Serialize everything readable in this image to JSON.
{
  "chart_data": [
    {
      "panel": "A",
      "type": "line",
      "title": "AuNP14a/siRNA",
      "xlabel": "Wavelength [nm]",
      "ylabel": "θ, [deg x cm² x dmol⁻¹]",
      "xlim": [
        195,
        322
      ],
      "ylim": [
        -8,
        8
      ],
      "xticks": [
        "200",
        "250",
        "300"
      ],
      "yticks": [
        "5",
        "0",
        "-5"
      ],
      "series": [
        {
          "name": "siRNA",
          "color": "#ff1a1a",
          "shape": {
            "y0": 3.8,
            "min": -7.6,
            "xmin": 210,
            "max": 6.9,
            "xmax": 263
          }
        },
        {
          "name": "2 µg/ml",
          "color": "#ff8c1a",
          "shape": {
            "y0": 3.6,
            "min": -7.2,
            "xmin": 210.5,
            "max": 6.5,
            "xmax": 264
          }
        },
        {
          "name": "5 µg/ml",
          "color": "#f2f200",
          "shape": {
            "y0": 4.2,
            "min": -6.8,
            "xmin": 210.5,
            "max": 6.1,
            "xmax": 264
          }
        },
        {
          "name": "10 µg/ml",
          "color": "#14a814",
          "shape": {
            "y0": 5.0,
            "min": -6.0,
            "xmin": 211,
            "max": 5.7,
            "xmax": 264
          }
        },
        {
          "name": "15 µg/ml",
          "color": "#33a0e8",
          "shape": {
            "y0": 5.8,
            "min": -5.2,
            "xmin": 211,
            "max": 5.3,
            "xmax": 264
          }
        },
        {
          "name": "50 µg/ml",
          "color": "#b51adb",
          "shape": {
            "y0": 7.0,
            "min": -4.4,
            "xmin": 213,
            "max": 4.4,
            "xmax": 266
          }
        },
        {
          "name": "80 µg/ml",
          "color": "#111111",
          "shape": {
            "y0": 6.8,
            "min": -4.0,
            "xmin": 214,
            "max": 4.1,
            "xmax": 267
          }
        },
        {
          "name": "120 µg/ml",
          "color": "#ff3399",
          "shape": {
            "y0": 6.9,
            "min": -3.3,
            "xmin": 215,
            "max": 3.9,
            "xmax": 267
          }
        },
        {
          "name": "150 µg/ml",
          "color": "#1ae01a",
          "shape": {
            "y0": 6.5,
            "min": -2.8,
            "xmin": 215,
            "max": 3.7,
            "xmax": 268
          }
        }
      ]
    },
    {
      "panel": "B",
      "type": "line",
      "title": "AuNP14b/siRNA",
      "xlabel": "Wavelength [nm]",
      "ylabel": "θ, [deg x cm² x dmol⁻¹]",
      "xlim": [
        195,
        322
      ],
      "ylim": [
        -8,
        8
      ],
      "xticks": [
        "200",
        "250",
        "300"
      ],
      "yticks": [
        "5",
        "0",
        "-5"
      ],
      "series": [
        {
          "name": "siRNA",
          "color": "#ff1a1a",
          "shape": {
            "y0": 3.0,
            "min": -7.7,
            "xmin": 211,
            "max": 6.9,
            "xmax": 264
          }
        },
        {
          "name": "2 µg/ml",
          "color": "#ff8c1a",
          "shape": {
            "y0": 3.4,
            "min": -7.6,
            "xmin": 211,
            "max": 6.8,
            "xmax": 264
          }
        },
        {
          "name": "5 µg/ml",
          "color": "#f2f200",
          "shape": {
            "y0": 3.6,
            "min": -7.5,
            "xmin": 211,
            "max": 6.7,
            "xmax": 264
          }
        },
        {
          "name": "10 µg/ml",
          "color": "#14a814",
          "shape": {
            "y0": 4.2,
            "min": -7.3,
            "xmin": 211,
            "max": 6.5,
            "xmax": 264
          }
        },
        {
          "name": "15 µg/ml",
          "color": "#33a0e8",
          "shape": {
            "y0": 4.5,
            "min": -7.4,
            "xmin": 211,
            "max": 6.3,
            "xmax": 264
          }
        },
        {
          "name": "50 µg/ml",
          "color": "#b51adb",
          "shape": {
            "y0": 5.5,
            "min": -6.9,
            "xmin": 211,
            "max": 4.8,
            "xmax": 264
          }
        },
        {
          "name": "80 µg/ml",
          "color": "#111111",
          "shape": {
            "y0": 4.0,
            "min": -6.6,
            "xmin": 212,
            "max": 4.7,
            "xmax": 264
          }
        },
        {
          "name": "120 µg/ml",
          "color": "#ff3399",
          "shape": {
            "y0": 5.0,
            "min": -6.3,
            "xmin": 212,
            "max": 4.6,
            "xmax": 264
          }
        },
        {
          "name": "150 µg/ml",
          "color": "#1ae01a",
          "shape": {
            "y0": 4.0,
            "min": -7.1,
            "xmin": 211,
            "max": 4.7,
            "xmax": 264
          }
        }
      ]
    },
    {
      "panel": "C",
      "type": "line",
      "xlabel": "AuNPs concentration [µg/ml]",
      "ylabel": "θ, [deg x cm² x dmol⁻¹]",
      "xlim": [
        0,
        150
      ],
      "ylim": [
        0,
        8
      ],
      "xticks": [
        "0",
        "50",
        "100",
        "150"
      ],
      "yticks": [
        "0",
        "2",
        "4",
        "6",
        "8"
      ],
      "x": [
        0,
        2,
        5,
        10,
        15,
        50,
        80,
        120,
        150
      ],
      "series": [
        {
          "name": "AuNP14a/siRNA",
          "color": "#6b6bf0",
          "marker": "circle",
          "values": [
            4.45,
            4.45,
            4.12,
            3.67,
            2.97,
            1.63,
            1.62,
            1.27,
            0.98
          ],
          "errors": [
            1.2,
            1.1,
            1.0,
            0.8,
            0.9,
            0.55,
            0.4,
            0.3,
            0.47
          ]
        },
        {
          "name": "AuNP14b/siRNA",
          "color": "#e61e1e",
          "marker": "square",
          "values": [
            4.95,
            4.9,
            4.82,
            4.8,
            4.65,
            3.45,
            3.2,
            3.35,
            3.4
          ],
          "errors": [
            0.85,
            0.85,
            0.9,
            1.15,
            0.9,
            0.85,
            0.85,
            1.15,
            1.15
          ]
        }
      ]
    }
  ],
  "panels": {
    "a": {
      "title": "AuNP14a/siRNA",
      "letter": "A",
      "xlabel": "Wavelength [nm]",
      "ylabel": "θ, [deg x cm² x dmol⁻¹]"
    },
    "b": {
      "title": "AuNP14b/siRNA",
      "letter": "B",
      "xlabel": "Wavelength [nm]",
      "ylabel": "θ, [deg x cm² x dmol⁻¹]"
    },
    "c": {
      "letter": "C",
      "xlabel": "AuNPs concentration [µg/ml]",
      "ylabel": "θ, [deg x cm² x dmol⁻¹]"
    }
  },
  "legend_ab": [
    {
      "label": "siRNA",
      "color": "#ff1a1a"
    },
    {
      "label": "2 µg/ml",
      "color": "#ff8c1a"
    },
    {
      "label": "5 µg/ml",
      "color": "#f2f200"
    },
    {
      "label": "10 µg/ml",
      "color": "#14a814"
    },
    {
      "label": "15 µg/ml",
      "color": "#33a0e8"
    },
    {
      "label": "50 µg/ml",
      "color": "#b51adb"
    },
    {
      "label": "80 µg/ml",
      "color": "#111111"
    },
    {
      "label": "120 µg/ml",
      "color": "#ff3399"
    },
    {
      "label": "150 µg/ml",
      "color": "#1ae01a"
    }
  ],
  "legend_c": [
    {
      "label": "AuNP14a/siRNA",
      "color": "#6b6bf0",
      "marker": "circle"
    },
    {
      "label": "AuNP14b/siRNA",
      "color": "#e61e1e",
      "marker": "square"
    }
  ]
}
________________________
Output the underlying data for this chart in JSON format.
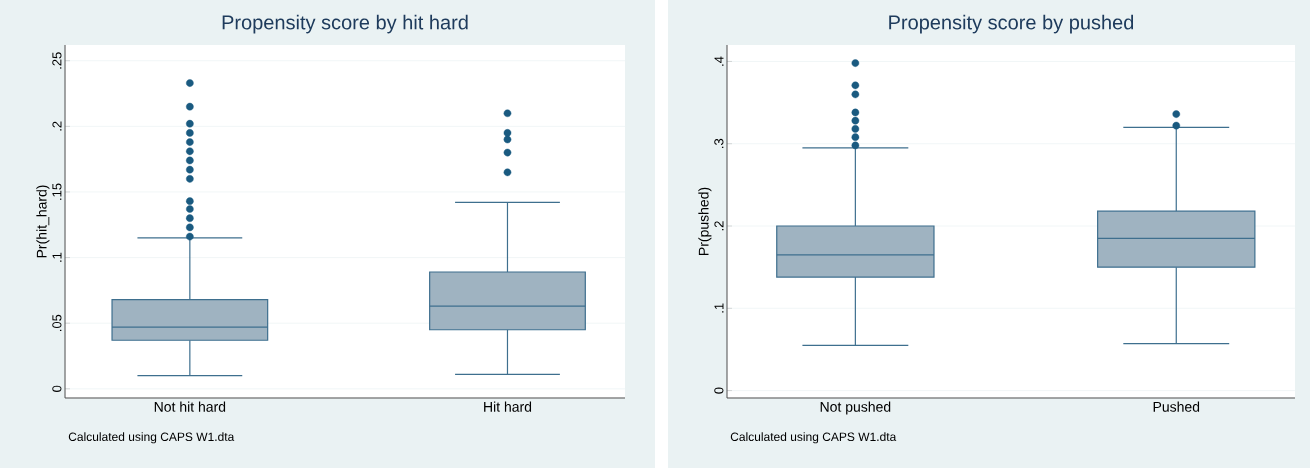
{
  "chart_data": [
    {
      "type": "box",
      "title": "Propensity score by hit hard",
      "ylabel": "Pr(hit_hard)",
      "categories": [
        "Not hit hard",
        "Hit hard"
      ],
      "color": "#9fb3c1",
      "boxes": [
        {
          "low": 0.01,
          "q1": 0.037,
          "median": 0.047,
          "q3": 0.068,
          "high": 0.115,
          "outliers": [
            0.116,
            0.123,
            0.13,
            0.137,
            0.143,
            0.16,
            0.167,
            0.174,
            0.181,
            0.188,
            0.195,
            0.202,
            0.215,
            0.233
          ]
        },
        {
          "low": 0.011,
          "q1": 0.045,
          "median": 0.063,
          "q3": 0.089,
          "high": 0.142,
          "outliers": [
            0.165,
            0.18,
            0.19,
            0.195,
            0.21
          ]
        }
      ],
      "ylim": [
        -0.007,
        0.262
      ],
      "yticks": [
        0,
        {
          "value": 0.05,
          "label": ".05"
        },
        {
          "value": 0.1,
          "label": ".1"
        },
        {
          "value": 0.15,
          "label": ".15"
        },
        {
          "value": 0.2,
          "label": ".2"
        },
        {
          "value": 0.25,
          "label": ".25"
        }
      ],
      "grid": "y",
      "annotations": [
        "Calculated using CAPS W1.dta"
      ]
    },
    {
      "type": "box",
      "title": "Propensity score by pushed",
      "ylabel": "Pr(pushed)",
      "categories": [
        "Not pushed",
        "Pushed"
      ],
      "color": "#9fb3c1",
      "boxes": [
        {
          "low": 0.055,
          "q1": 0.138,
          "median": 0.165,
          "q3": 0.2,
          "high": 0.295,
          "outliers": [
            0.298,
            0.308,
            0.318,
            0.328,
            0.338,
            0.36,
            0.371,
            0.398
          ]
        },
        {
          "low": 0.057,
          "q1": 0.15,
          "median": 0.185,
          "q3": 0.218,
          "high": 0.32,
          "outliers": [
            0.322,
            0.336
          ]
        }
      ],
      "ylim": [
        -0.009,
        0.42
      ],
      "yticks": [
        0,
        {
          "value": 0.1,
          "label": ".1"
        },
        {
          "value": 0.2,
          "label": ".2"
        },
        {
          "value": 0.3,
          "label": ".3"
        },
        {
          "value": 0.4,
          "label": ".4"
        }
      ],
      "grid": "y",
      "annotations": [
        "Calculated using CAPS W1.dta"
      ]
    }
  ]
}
________________________
State how many lines of the records above contain the word "JSON", giving only that number.

2